▶ [Written task]: All entries must be repeated exactly; do not include the pictures.

▶ [Input for this task]:
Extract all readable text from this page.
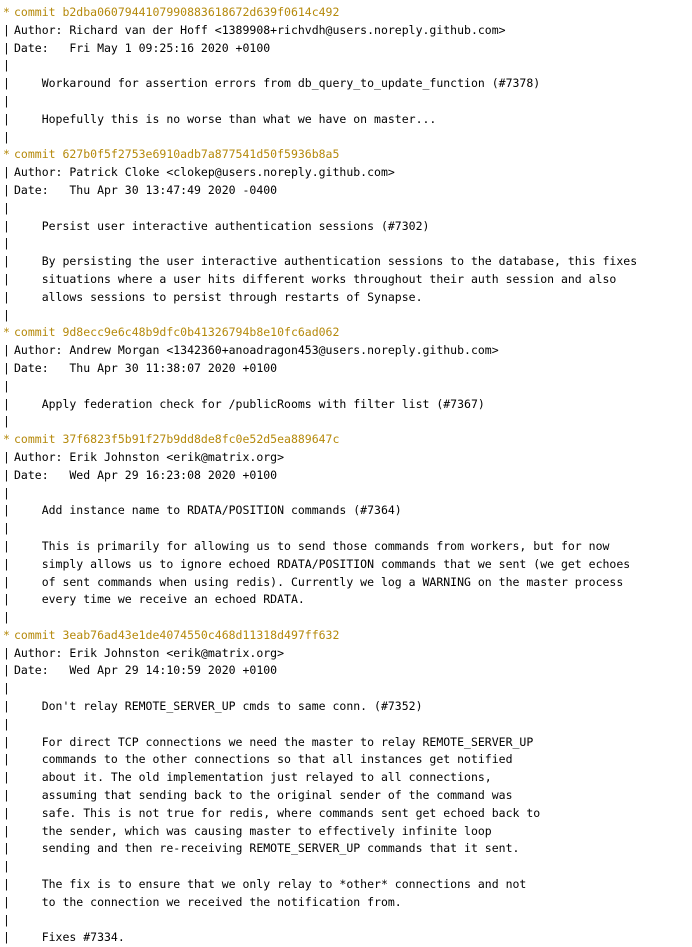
* commit b2dba0607944107990883618672d639f0614c492
| Author: Richard van der Hoff <1389908+richvdh@users.noreply.github.com>
| Date:   Fri May 1 09:25:16 2020 +0100
|
| Workaround for assertion errors from db_query_to_update_function (#7378)
|
| Hopefully this is no worse than what we have on master...
|
* commit 627b0f5f2753e6910adb7a877541d50f5936b8a5
| Author: Patrick Cloke <clokep@users.noreply.github.com>
| Date:   Thu Apr 30 13:47:49 2020 -0400
|
| Persist user interactive authentication sessions (#7302)
|
| By persisting the user interactive authentication sessions to the database, this fixes
| situations where a user hits different works throughout their auth session and also
| allows sessions to persist through restarts of Synapse.
|
* commit 9d8ecc9e6c48b9dfc0b41326794b8e10fc6ad062
| Author: Andrew Morgan <1342360+anoadragon453@users.noreply.github.com>
| Date:   Thu Apr 30 11:38:07 2020 +0100
|
| Apply federation check for /publicRooms with filter list (#7367)
|
* commit 37f6823f5b91f27b9dd8de8fc0e52d5ea889647c
| Author: Erik Johnston <erik@matrix.org>
| Date:   Wed Apr 29 16:23:08 2020 +0100
|
| Add instance name to RDATA/POSITION commands (#7364)
|
| This is primarily for allowing us to send those commands from workers, but for now
| simply allows us to ignore echoed RDATA/POSITION commands that we sent (we get echoes
| of sent commands when using redis). Currently we log a WARNING on the master process
| every time we receive an echoed RDATA.
|
* commit 3eab76ad43e1de4074550c468d11318d497ff632
| Author: Erik Johnston <erik@matrix.org>
| Date:   Wed Apr 29 14:10:59 2020 +0100
|
| Don't relay REMOTE_SERVER_UP cmds to same conn. (#7352)
|
| For direct TCP connections we need the master to relay REMOTE_SERVER_UP
| commands to the other connections so that all instances get notified
| about it. The old implementation just relayed to all connections,
| assuming that sending back to the original sender of the command was
| safe. This is not true for redis, where commands sent get echoed back to
| the sender, which was causing master to effectively infinite loop
| sending and then re-receiving REMOTE_SERVER_UP commands that it sent.
|
| The fix is to ensure that we only relay to *other* connections and not
| to the connection we received the notification from.
|
| Fixes #7334.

▶ [Correct response]:
Extract all readable text from this page.
* commit b2dba0607944107990883618672d639f0614c492
| Author: Richard van der Hoff <1389908+richvdh@users.noreply.github.com>
| Date:   Fri May 1 09:25:16 2020 +0100
|
| Workaround for assertion errors from db_query_to_update_function (#7378)
|
| Hopefully this is no worse than what we have on master...
|
* commit 627b0f5f2753e6910adb7a877541d50f5936b8a5
| Author: Patrick Cloke <clokep@users.noreply.github.com>
| Date:   Thu Apr 30 13:47:49 2020 -0400
|
| Persist user interactive authentication sessions (#7302)
|
| By persisting the user interactive authentication sessions to the database, this fixes
| situations where a user hits different works throughout their auth session and also
| allows sessions to persist through restarts of Synapse.
|
* commit 9d8ecc9e6c48b9dfc0b41326794b8e10fc6ad062
| Author: Andrew Morgan <1342360+anoadragon453@users.noreply.github.com>
| Date:   Thu Apr 30 11:38:07 2020 +0100
|
| Apply federation check for /publicRooms with filter list (#7367)
|
* commit 37f6823f5b91f27b9dd8de8fc0e52d5ea889647c
| Author: Erik Johnston <erik@matrix.org>
| Date:   Wed Apr 29 16:23:08 2020 +0100
|
| Add instance name to RDATA/POSITION commands (#7364)
|
| This is primarily for allowing us to send those commands from workers, but for now
| simply allows us to ignore echoed RDATA/POSITION commands that we sent (we get echoes
| of sent commands when using redis). Currently we log a WARNING on the master process
| every time we receive an echoed RDATA.
|
* commit 3eab76ad43e1de4074550c468d11318d497ff632
| Author: Erik Johnston <erik@matrix.org>
| Date:   Wed Apr 29 14:10:59 2020 +0100
|
| Don't relay REMOTE_SERVER_UP cmds to same conn. (#7352)
|
| For direct TCP connections we need the master to relay REMOTE_SERVER_UP
| commands to the other connections so that all instances get notified
| about it. The old implementation just relayed to all connections,
| assuming that sending back to the original sender of the command was
| safe. This is not true for redis, where commands sent get echoed back to
| the sender, which was causing master to effectively infinite loop
| sending and then re-receiving REMOTE_SERVER_UP commands that it sent.
|
| The fix is to ensure that we only relay to *other* connections and not
| to the connection we received the notification from.
|
| Fixes #7334.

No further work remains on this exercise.